WHAT IS REQUIRED: Copy each entry as it stands, leaving nothing out.

INPUT DATA:
════
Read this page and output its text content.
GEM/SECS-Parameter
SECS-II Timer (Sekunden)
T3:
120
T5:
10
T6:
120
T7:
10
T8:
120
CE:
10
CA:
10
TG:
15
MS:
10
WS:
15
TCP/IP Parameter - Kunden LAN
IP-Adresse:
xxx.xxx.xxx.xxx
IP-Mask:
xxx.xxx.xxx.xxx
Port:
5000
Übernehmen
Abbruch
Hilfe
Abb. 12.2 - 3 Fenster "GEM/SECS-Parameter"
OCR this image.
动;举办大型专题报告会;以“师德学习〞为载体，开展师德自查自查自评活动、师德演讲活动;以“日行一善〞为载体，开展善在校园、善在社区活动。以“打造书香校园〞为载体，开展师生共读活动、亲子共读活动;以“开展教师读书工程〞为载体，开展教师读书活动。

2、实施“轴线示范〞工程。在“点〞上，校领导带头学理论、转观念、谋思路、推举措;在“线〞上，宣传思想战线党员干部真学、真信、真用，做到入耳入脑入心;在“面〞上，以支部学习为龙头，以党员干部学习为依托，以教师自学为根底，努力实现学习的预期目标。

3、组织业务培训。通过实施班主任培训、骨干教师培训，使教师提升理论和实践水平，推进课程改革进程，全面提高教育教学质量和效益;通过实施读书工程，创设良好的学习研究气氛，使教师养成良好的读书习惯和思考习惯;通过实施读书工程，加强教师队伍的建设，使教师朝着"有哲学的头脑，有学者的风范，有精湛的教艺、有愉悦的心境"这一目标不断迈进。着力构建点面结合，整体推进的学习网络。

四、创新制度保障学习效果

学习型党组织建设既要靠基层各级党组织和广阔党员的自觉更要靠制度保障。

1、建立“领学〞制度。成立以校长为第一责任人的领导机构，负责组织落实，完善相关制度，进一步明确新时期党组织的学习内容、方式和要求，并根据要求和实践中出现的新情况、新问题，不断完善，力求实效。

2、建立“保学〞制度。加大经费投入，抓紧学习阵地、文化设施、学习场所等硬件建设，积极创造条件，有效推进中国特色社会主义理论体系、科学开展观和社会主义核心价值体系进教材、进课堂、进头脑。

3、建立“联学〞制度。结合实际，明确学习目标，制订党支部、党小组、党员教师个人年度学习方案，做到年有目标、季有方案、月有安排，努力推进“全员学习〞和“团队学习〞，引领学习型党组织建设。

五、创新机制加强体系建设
════
TASK ANSWER:
Read this page and output its text content.
GEM/SECS-Parameter
SECS-II Timer (Sekunden)
T3:
120
T5:
10
T6:
120
T7:
10
T8:
120
CE:
10
CA:
10
TG:
15
MS:
10
WS:
15
TCP/IP Parameter - Kunden LAN
IP-Adresse:
xxx.xxx.xxx.xxx
IP-Mask:
xxx.xxx.xxx.xxx
Port:
5000
Übernehmen
Abbruch
Hilfe
Abb. 12.2 - 3 Fenster "GEM/SECS-Parameter"
OCR this image.
动;举办大型专题报告会;以“师德学习〞为载体，开展师德自查自查自评活动、师德演讲活动;以“日行一善〞为载体，开展善在校园、善在社区活动。以“打造书香校园〞为载体，开展师生共读活动、亲子共读活动;以“开展教师读书工程〞为载体，开展教师读书活动。

2、实施“轴线示范〞工程。在“点〞上，校领导带头学理论、转观念、谋思路、推举措;在“线〞上，宣传思想战线党员干部真学、真信、真用，做到入耳入脑入心;在“面〞上，以支部学习为龙头，以党员干部学习为依托，以教师自学为根底，努力实现学习的预期目标。

3、组织业务培训。通过实施班主任培训、骨干教师培训，使教师提升理论和实践水平，推进课程改革进程，全面提高教育教学质量和效益;通过实施读书工程，创设良好的学习研究气氛，使教师养成良好的读书习惯和思考习惯;通过实施读书工程，加强教师队伍的建设，使教师朝着"有哲学的头脑，有学者的风范，有精湛的教艺、有愉悦的心境"这一目标不断迈进。着力构建点面结合，整体推进的学习网络。

四、创新制度保障学习效果

学习型党组织建设既要靠基层各级党组织和广阔党员的自觉更要靠制度保障。

1、建立“领学〞制度。成立以校长为第一责任人的领导机构，负责组织落实，完善相关制度，进一步明确新时期党组织的学习内容、方式和要求，并根据要求和实践中出现的新情况、新问题，不断完善，力求实效。

2、建立“保学〞制度。加大经费投入，抓紧学习阵地、文化设施、学习场所等硬件建设，积极创造条件，有效推进中国特色社会主义理论体系、科学开展观和社会主义核心价值体系进教材、进课堂、进头脑。

3、建立“联学〞制度。结合实际，明确学习目标，制订党支部、党小组、党员教师个人年度学习方案，做到年有目标、季有方案、月有安排，努力推进“全员学习〞和“团队学习〞，引领学习型党组织建设。

五、创新机制加强体系建设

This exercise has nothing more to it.